TASK TO COMPLETE: Report how many lines hold the word "Vorbereitung"; answer with the number alone.

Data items
************

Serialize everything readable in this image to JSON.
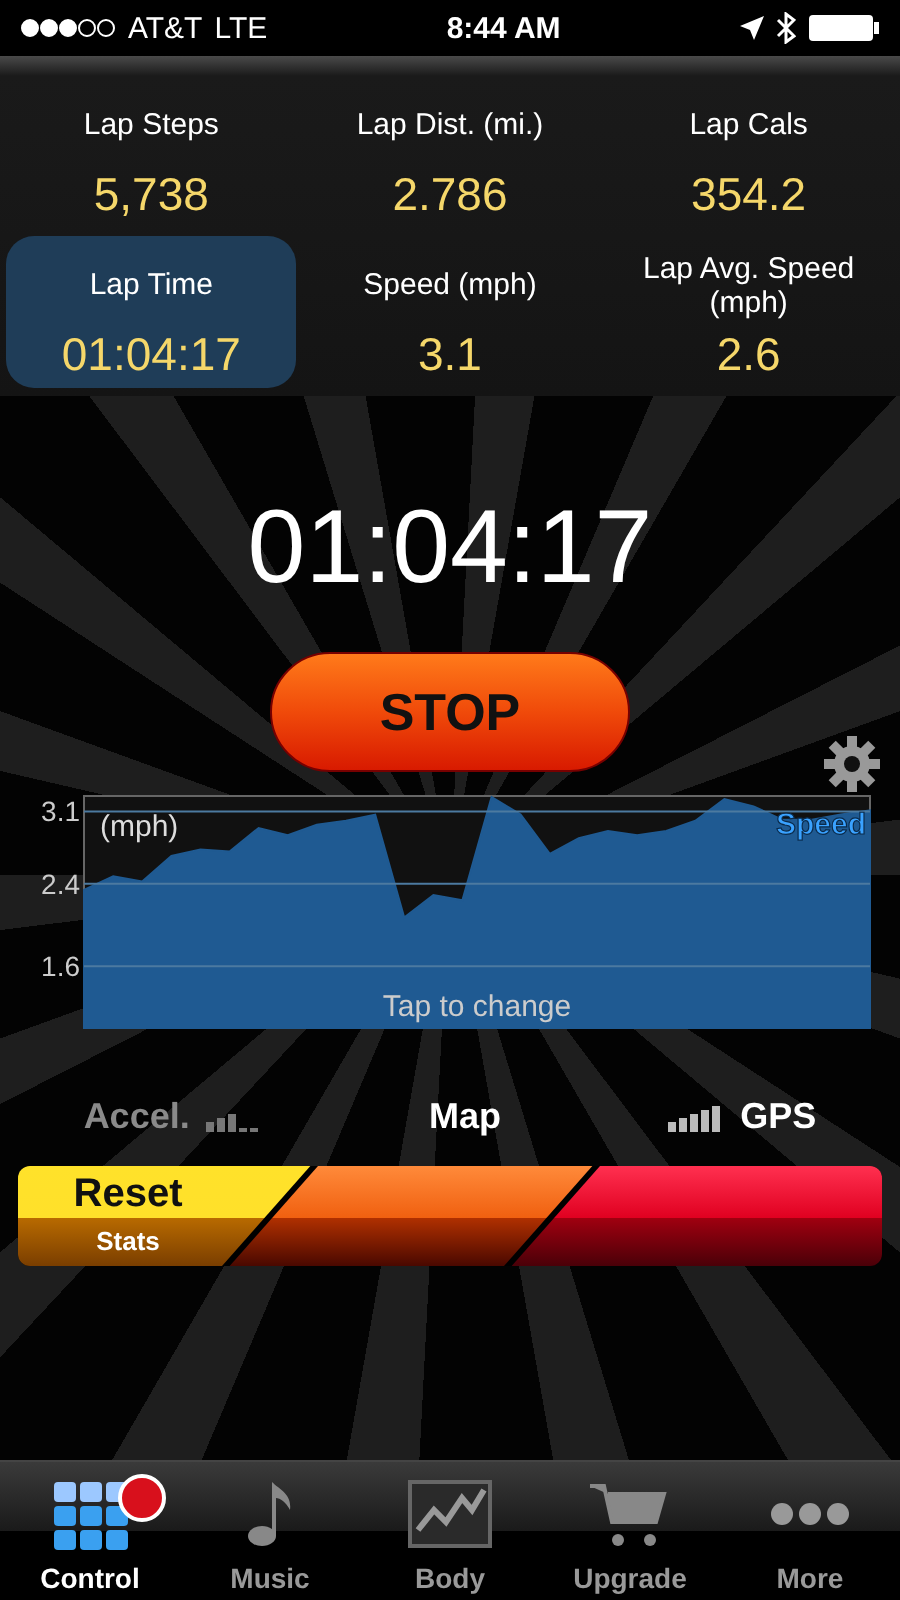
{
  "status_bar": {
    "carrier": "AT&T",
    "network": "LTE",
    "time": "8:44 AM"
  },
  "stats": [
    {
      "label": "Lap Steps",
      "value": "5,738",
      "selected": false
    },
    {
      "label": "Lap Dist. (mi.)",
      "value": "2.786",
      "selected": false
    },
    {
      "label": "Lap Cals",
      "value": "354.2",
      "selected": false
    },
    {
      "label": "Lap Time",
      "value": "01:04:17",
      "selected": true
    },
    {
      "label": "Speed (mph)",
      "value": "3.1",
      "selected": false
    },
    {
      "label": "Lap Avg. Speed (mph)",
      "value": "2.6",
      "selected": false
    }
  ],
  "timer": "01:04:17",
  "stop_button": "STOP",
  "chart": {
    "unit": "(mph)",
    "hint": "Tap to change",
    "chart_data": {
      "type": "area",
      "grid": true,
      "ylim": [
        1.0,
        3.25
      ],
      "yticks": [
        1.6,
        2.4,
        3.1
      ],
      "categories": [
        null,
        null,
        null,
        null,
        null,
        null,
        null,
        null,
        null,
        null,
        null,
        null,
        null,
        null,
        null,
        null,
        null,
        null,
        null,
        null,
        null,
        null,
        null,
        null,
        null,
        null,
        null,
        null
      ],
      "series": [
        {
          "name": "Speed",
          "color": "#1f5a92",
          "values": [
            2.34,
            2.47,
            2.42,
            2.67,
            2.73,
            2.71,
            2.94,
            2.87,
            2.97,
            3.01,
            3.07,
            2.07,
            2.29,
            2.24,
            3.24,
            3.07,
            2.69,
            2.84,
            2.91,
            2.87,
            2.91,
            3.01,
            3.22,
            3.15,
            3.02,
            3.02,
            3.07,
            3.11
          ]
        }
      ]
    }
  },
  "sensors": [
    {
      "kind": "accel",
      "label": "Accel.",
      "active": false
    },
    {
      "kind": "map",
      "label": "Map",
      "active": true
    },
    {
      "kind": "gps",
      "label": "GPS",
      "active": true
    }
  ],
  "reset_button": {
    "label": "Reset",
    "sublabel": "Stats"
  },
  "tabs": [
    {
      "label": "Control",
      "selected": true,
      "alert": true
    },
    {
      "label": "Music",
      "selected": false,
      "alert": false
    },
    {
      "label": "Body",
      "selected": false,
      "alert": false
    },
    {
      "label": "Upgrade",
      "selected": false,
      "alert": false
    },
    {
      "label": "More",
      "selected": false,
      "alert": false
    }
  ]
}
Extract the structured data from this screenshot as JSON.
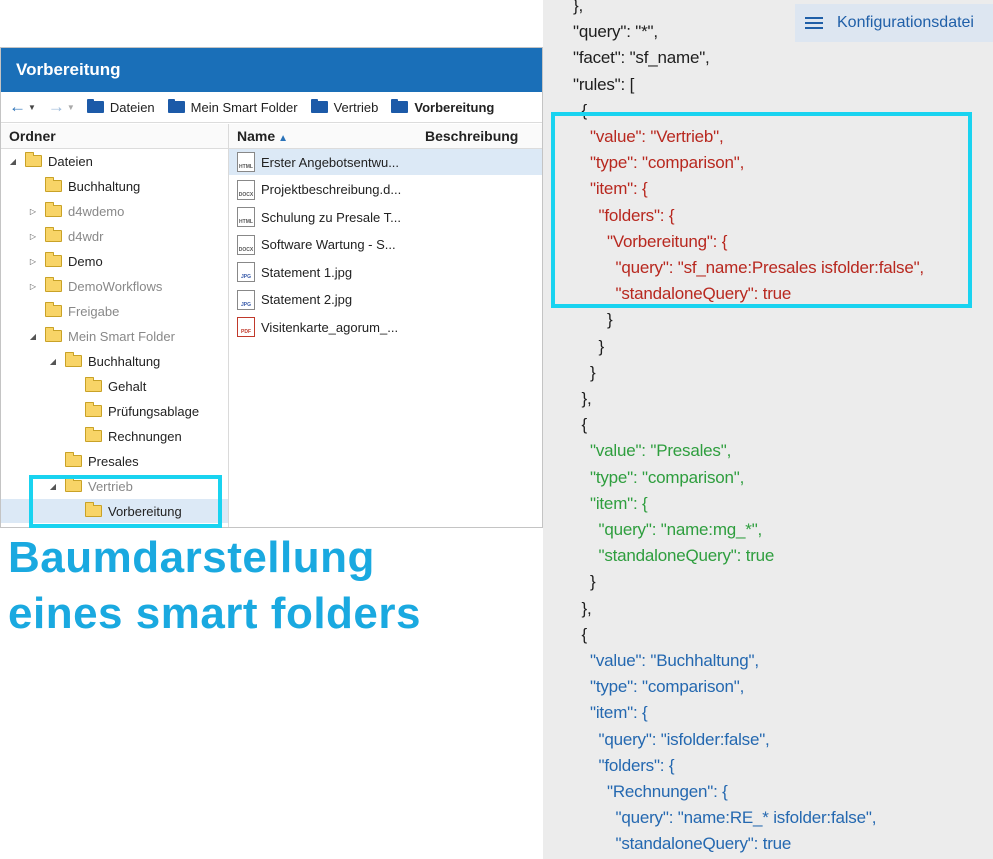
{
  "window": {
    "title": "Vorbereitung"
  },
  "toolbar": {
    "back_icon": "arrow-left-icon",
    "forward_icon": "arrow-right-icon",
    "breadcrumbs": [
      "Dateien",
      "Mein Smart Folder",
      "Vertrieb",
      "Vorbereitung"
    ]
  },
  "tree": {
    "header": "Ordner",
    "items": [
      {
        "label": "Dateien",
        "level": 0,
        "toggle": "expanded",
        "dim": false
      },
      {
        "label": "Buchhaltung",
        "level": 1,
        "toggle": "none",
        "dim": false
      },
      {
        "label": "d4wdemo",
        "level": 1,
        "toggle": "collapsed",
        "dim": true
      },
      {
        "label": "d4wdr",
        "level": 1,
        "toggle": "collapsed",
        "dim": true
      },
      {
        "label": "Demo",
        "level": 1,
        "toggle": "collapsed",
        "dim": false
      },
      {
        "label": "DemoWorkflows",
        "level": 1,
        "toggle": "collapsed",
        "dim": true
      },
      {
        "label": "Freigabe",
        "level": 1,
        "toggle": "none",
        "dim": true
      },
      {
        "label": "Mein Smart Folder",
        "level": 1,
        "toggle": "expanded",
        "dim": true
      },
      {
        "label": "Buchhaltung",
        "level": 2,
        "toggle": "expanded",
        "dim": false
      },
      {
        "label": "Gehalt",
        "level": 3,
        "toggle": "none",
        "dim": false
      },
      {
        "label": "Prüfungsablage",
        "level": 3,
        "toggle": "none",
        "dim": false
      },
      {
        "label": "Rechnungen",
        "level": 3,
        "toggle": "none",
        "dim": false
      },
      {
        "label": "Presales",
        "level": 2,
        "toggle": "none",
        "dim": false
      },
      {
        "label": "Vertrieb",
        "level": 2,
        "toggle": "expanded",
        "dim": true
      },
      {
        "label": "Vorbereitung",
        "level": 3,
        "toggle": "none",
        "dim": false,
        "selected": true
      }
    ]
  },
  "list": {
    "col_name": "Name",
    "col_desc": "Beschreibung",
    "sort_icon": "sort-ascending-icon",
    "files": [
      {
        "name": "Erster Angebotsentwu...",
        "type": "HTML",
        "selected": true
      },
      {
        "name": "Projektbeschreibung.d...",
        "type": "DOCX"
      },
      {
        "name": "Schulung zu Presale T...",
        "type": "HTML"
      },
      {
        "name": "Software Wartung - S...",
        "type": "DOCX"
      },
      {
        "name": "Statement 1.jpg",
        "type": "JPG"
      },
      {
        "name": "Statement 2.jpg",
        "type": "JPG"
      },
      {
        "name": "Visitenkarte_agorum_...",
        "type": "PDF"
      }
    ]
  },
  "caption": {
    "line1": "Baumdarstellung",
    "line2": "eines smart folders"
  },
  "config_button": {
    "label": "Konfigurationsdatei",
    "icon": "menu-lines-icon"
  },
  "code": {
    "colors": {
      "black": "#1e1e1e",
      "red": "#b8281f",
      "green": "#2e9e3e",
      "blue": "#2468b0",
      "highlight": "#19d3f0"
    },
    "lines": [
      {
        "text": "},",
        "indent": 0,
        "color": "black"
      },
      {
        "text": "\"query\": \"*\",",
        "indent": 0,
        "color": "black"
      },
      {
        "text": "\"facet\": \"sf_name\",",
        "indent": 0,
        "color": "black"
      },
      {
        "text": "\"rules\": [",
        "indent": 0,
        "color": "black"
      },
      {
        "text": "{",
        "indent": 1,
        "color": "black"
      },
      {
        "text": "\"value\": \"Vertrieb\",",
        "indent": 2,
        "color": "red"
      },
      {
        "text": "\"type\": \"comparison\",",
        "indent": 2,
        "color": "red"
      },
      {
        "text": "\"item\": {",
        "indent": 2,
        "color": "red"
      },
      {
        "text": "\"folders\": {",
        "indent": 3,
        "color": "red"
      },
      {
        "text": "\"Vorbereitung\": {",
        "indent": 4,
        "color": "red"
      },
      {
        "text": "\"query\": \"sf_name:Presales isfolder:false\",",
        "indent": 5,
        "color": "red"
      },
      {
        "text": "\"standaloneQuery\": true",
        "indent": 5,
        "color": "red"
      },
      {
        "text": "}",
        "indent": 4,
        "color": "black"
      },
      {
        "text": "}",
        "indent": 3,
        "color": "black"
      },
      {
        "text": "}",
        "indent": 2,
        "color": "black"
      },
      {
        "text": "},",
        "indent": 1,
        "color": "black"
      },
      {
        "text": "{",
        "indent": 1,
        "color": "black"
      },
      {
        "text": "\"value\": \"Presales\",",
        "indent": 2,
        "color": "green"
      },
      {
        "text": "\"type\": \"comparison\",",
        "indent": 2,
        "color": "green"
      },
      {
        "text": "\"item\": {",
        "indent": 2,
        "color": "green"
      },
      {
        "text": "\"query\": \"name:mg_*\",",
        "indent": 3,
        "color": "green"
      },
      {
        "text": "\"standaloneQuery\": true",
        "indent": 3,
        "color": "green"
      },
      {
        "text": "}",
        "indent": 2,
        "color": "black"
      },
      {
        "text": "},",
        "indent": 1,
        "color": "black"
      },
      {
        "text": "{",
        "indent": 1,
        "color": "black"
      },
      {
        "text": "\"value\": \"Buchhaltung\",",
        "indent": 2,
        "color": "blue"
      },
      {
        "text": "\"type\": \"comparison\",",
        "indent": 2,
        "color": "blue"
      },
      {
        "text": "\"item\": {",
        "indent": 2,
        "color": "blue"
      },
      {
        "text": "\"query\": \"isfolder:false\",",
        "indent": 3,
        "color": "blue"
      },
      {
        "text": "\"folders\": {",
        "indent": 3,
        "color": "blue"
      },
      {
        "text": "\"Rechnungen\": {",
        "indent": 4,
        "color": "blue"
      },
      {
        "text": "\"query\": \"name:RE_* isfolder:false\",",
        "indent": 5,
        "color": "blue"
      },
      {
        "text": "\"standaloneQuery\": true",
        "indent": 5,
        "color": "blue"
      }
    ]
  }
}
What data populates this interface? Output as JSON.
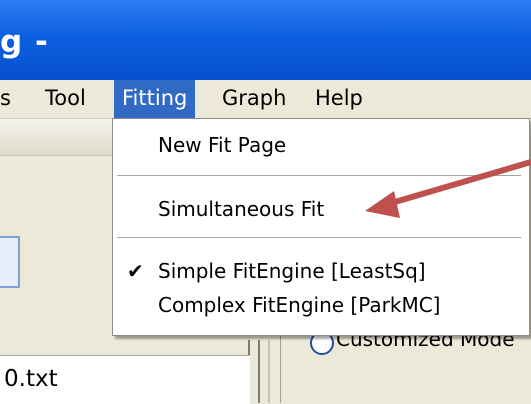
{
  "window": {
    "title_fragment": "g -"
  },
  "menubar": {
    "items": [
      {
        "label": "s"
      },
      {
        "label": "Tool"
      },
      {
        "label": "Fitting"
      },
      {
        "label": "Graph"
      },
      {
        "label": "Help"
      }
    ]
  },
  "fitting_menu": {
    "items": [
      {
        "label": "New Fit Page"
      },
      {
        "label": "Simultaneous Fit"
      },
      {
        "label": "Simple FitEngine  [LeastSq]",
        "checked": true
      },
      {
        "label": "Complex FitEngine [ParkMC]"
      }
    ]
  },
  "panel": {
    "radio_label": "Customized Mode",
    "file_name": "0.txt"
  },
  "colors": {
    "titlebar": "#0c5fe0",
    "menu_highlight": "#316ac5",
    "arrow": "#c0504d"
  },
  "icons": {
    "check": "checkmark-icon"
  }
}
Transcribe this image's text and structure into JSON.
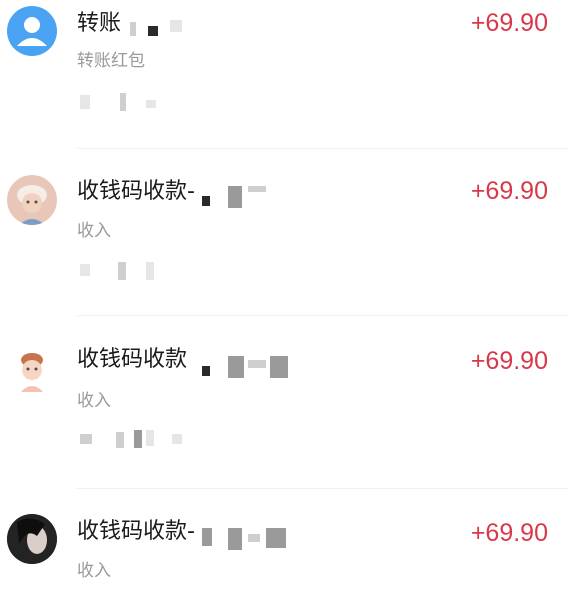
{
  "transactions": [
    {
      "title": "转账",
      "subtitle": "转账红包",
      "amount": "+69.90",
      "avatar_icon": "default-user-avatar-icon"
    },
    {
      "title": "收钱码收款-",
      "subtitle": "收入",
      "amount": "+69.90",
      "avatar_icon": "cartoon-avatar-icon"
    },
    {
      "title": "收钱码收款",
      "subtitle": "收入",
      "amount": "+69.90",
      "avatar_icon": "cartoon-avatar-icon"
    },
    {
      "title": "收钱码收款-",
      "subtitle": "收入",
      "amount": "+69.90",
      "avatar_icon": "photo-avatar-icon"
    }
  ],
  "colors": {
    "amount": "#d8394a",
    "avatar_blue": "#4aa3f2"
  }
}
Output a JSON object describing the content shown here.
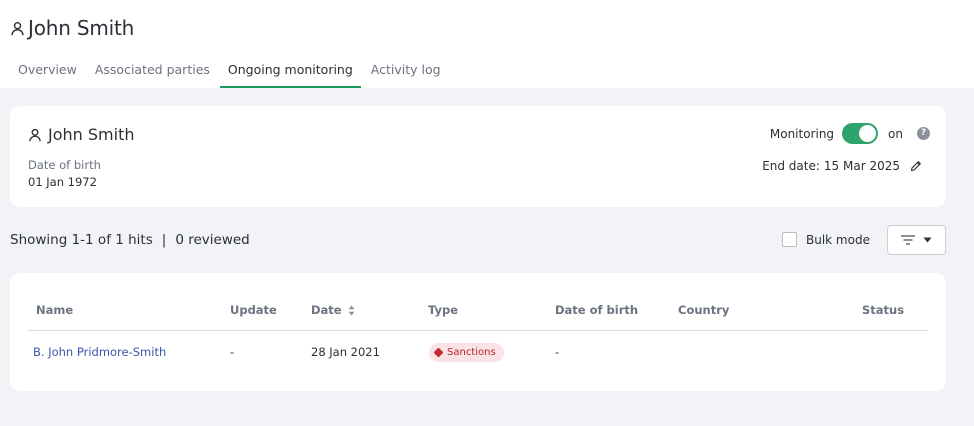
{
  "header": {
    "title": "John Smith",
    "tabs": [
      {
        "label": "Overview",
        "active": false
      },
      {
        "label": "Associated parties",
        "active": false
      },
      {
        "label": "Ongoing monitoring",
        "active": true
      },
      {
        "label": "Activity log",
        "active": false
      }
    ]
  },
  "subject": {
    "name": "John Smith",
    "dob_label": "Date of birth",
    "dob_value": "01 Jan 1972",
    "monitoring_label": "Monitoring",
    "monitoring_state": "on",
    "end_date_label": "End date:",
    "end_date_value": "15 Mar 2025"
  },
  "results_bar": {
    "showing": "Showing 1-1 of 1 hits",
    "separator": "|",
    "reviewed": "0 reviewed",
    "bulk_mode_label": "Bulk mode",
    "bulk_mode_checked": false
  },
  "table": {
    "columns": [
      "Name",
      "Update",
      "Date",
      "Type",
      "Date of birth",
      "Country",
      "Status"
    ],
    "rows": [
      {
        "name": "B. John Pridmore-Smith",
        "update": "-",
        "date": "28 Jan 2021",
        "type": "Sanctions",
        "dob": "-",
        "country": "",
        "status": ""
      }
    ]
  },
  "colors": {
    "accent_green": "#1e9a5c",
    "toggle_green": "#2fa36b",
    "link_blue": "#3c55a8",
    "sanctions_red": "#b3242f",
    "sanctions_bg": "#fbe3e5"
  }
}
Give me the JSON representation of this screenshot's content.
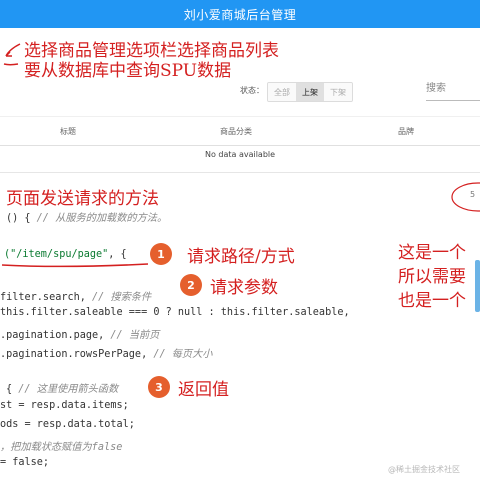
{
  "app": {
    "title": "刘小爱商城后台管理",
    "accent": "#2196f3"
  },
  "annotations": {
    "top_line1": "选择商品管理选项栏选择商品列表",
    "top_line2": "要从数据库中查询SPU数据",
    "section_title": "页面发送请求的方法",
    "side_line1": "这是一个",
    "side_line2": "所以需要",
    "side_line3": "也是一个",
    "color": "#d42020"
  },
  "toolbar": {
    "status_label": "状态：",
    "filters": [
      "全部",
      "上架",
      "下架"
    ],
    "selected_filter": "上架",
    "search_label": "搜索"
  },
  "table": {
    "columns": [
      "标题",
      "商品分类",
      "品牌"
    ],
    "empty_text": "No data available"
  },
  "steps": [
    {
      "num": "1",
      "label": "请求路径/方式"
    },
    {
      "num": "2",
      "label": "请求参数"
    },
    {
      "num": "3",
      "label": "返回值"
    }
  ],
  "code": {
    "line1_a": "() { ",
    "line1_cmt": "// 从服务的加载数的方法。",
    "line2_str": "(\"/item/spu/page\"",
    "line2_b": ", {",
    "line3_a": "filter.search, ",
    "line3_cmt": "// 搜索条件",
    "line4_a": "this.filter.saleable === 0 ? null : this.filter.saleable,",
    "line5_a": ".pagination.page, ",
    "line5_cmt": "// 当前页",
    "line6_a": ".pagination.rowsPerPage, ",
    "line6_cmt": "// 每页大小",
    "line7_a": "{ ",
    "line7_cmt": "// 这里使用箭头函数",
    "line8_a": "st = resp.data.items;",
    "line9_a": "ods = resp.data.total;",
    "line10_cmt": "，把加载状态赋值为false",
    "line11_a": "= false;"
  },
  "watermark": "@稀土掘金技术社区",
  "side_circle_text": "5"
}
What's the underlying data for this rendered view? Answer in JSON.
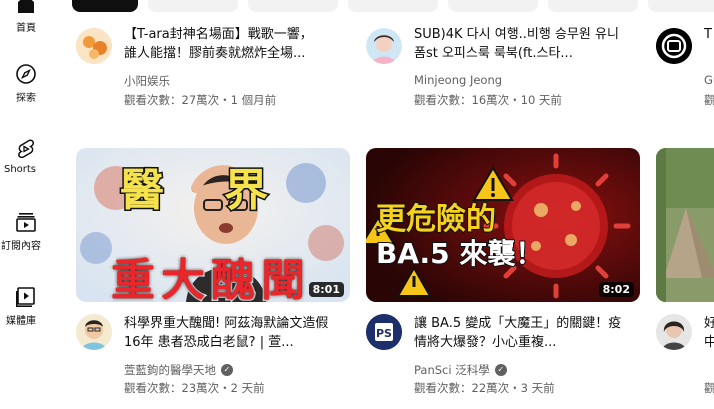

************

TASK SOLUTION: 4